Begin

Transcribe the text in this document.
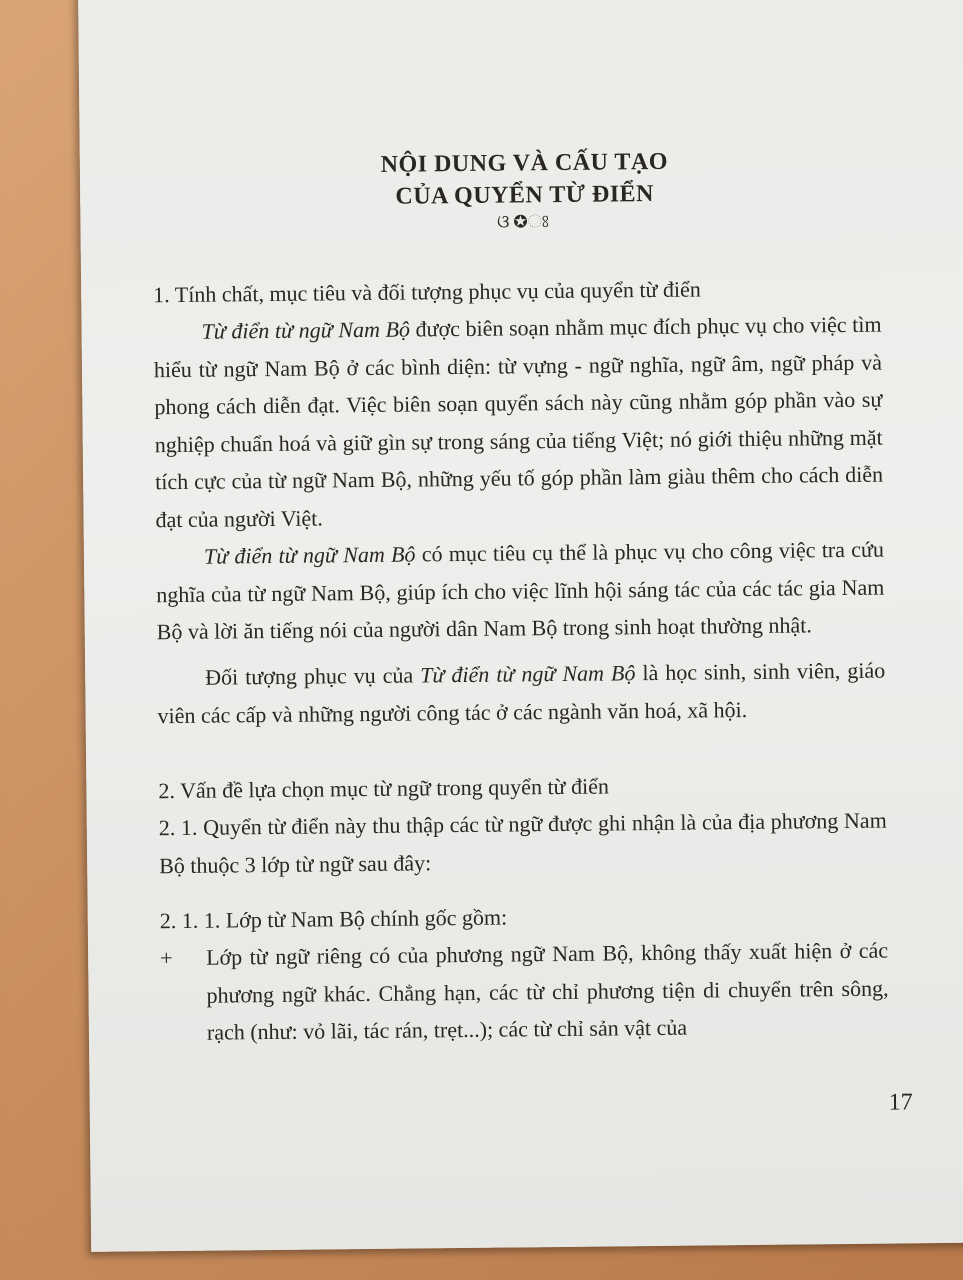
NỘI DUNG VÀ CẤU TẠO
CỦA QUYỂN TỪ ĐIỂN
ଓ✪ଃ

1. Tính chất, mục tiêu và đối tượng phục vụ của quyển từ điển

Từ điển từ ngữ Nam Bộ được biên soạn nhằm mục đích phục vụ cho việc tìm hiểu từ ngữ Nam Bộ ở các bình diện: từ vựng - ngữ nghĩa, ngữ âm, ngữ pháp và phong cách diễn đạt. Việc biên soạn quyển sách này cũng nhằm góp phần vào sự nghiệp chuẩn hoá và giữ gìn sự trong sáng của tiếng Việt; nó giới thiệu những mặt tích cực của từ ngữ Nam Bộ, những yếu tố góp phần làm giàu thêm cho cách diễn đạt của người Việt.

Từ điển từ ngữ Nam Bộ có mục tiêu cụ thể là phục vụ cho công việc tra cứu nghĩa của từ ngữ Nam Bộ, giúp ích cho việc lĩnh hội sáng tác của các tác gia Nam Bộ và lời ăn tiếng nói của người dân Nam Bộ trong sinh hoạt thường nhật.

Đối tượng phục vụ của Từ điển từ ngữ Nam Bộ là học sinh, sinh viên, giáo viên các cấp và những người công tác ở các ngành văn hoá, xã hội.

2. Vấn đề lựa chọn mục từ ngữ trong quyển từ điển

2. 1. Quyển từ điển này thu thập các từ ngữ được ghi nhận là của địa phương Nam Bộ thuộc 3 lớp từ ngữ sau đây:

2. 1. 1. Lớp từ Nam Bộ chính gốc gồm:

+ Lớp từ ngữ riêng có của phương ngữ Nam Bộ, không thấy xuất hiện ở các phương ngữ khác. Chẳng hạn, các từ chỉ phương tiện di chuyển trên sông, rạch (như: vỏ lãi, tác rán, trẹt...); các từ chỉ sản vật của
17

End

TASK TO CARRY OUT: Quote the preceding records in their entirety, excluding every picture.

FULL ANSWER:
Transcribe the text in this document.
NỘI DUNG VÀ CẤU TẠO
CỦA QUYỂN TỪ ĐIỂN
ଓ✪ଃ

1. Tính chất, mục tiêu và đối tượng phục vụ của quyển từ điển

Từ điển từ ngữ Nam Bộ được biên soạn nhằm mục đích phục vụ cho việc tìm hiểu từ ngữ Nam Bộ ở các bình diện: từ vựng - ngữ nghĩa, ngữ âm, ngữ pháp và phong cách diễn đạt. Việc biên soạn quyển sách này cũng nhằm góp phần vào sự nghiệp chuẩn hoá và giữ gìn sự trong sáng của tiếng Việt; nó giới thiệu những mặt tích cực của từ ngữ Nam Bộ, những yếu tố góp phần làm giàu thêm cho cách diễn đạt của người Việt.

Từ điển từ ngữ Nam Bộ có mục tiêu cụ thể là phục vụ cho công việc tra cứu nghĩa của từ ngữ Nam Bộ, giúp ích cho việc lĩnh hội sáng tác của các tác gia Nam Bộ và lời ăn tiếng nói của người dân Nam Bộ trong sinh hoạt thường nhật.

Đối tượng phục vụ của Từ điển từ ngữ Nam Bộ là học sinh, sinh viên, giáo viên các cấp và những người công tác ở các ngành văn hoá, xã hội.

2. Vấn đề lựa chọn mục từ ngữ trong quyển từ điển

2. 1. Quyển từ điển này thu thập các từ ngữ được ghi nhận là của địa phương Nam Bộ thuộc 3 lớp từ ngữ sau đây:

2. 1. 1. Lớp từ Nam Bộ chính gốc gồm:

+ Lớp từ ngữ riêng có của phương ngữ Nam Bộ, không thấy xuất hiện ở các phương ngữ khác. Chẳng hạn, các từ chỉ phương tiện di chuyển trên sông, rạch (như: vỏ lãi, tác rán, trẹt...); các từ chỉ sản vật của
17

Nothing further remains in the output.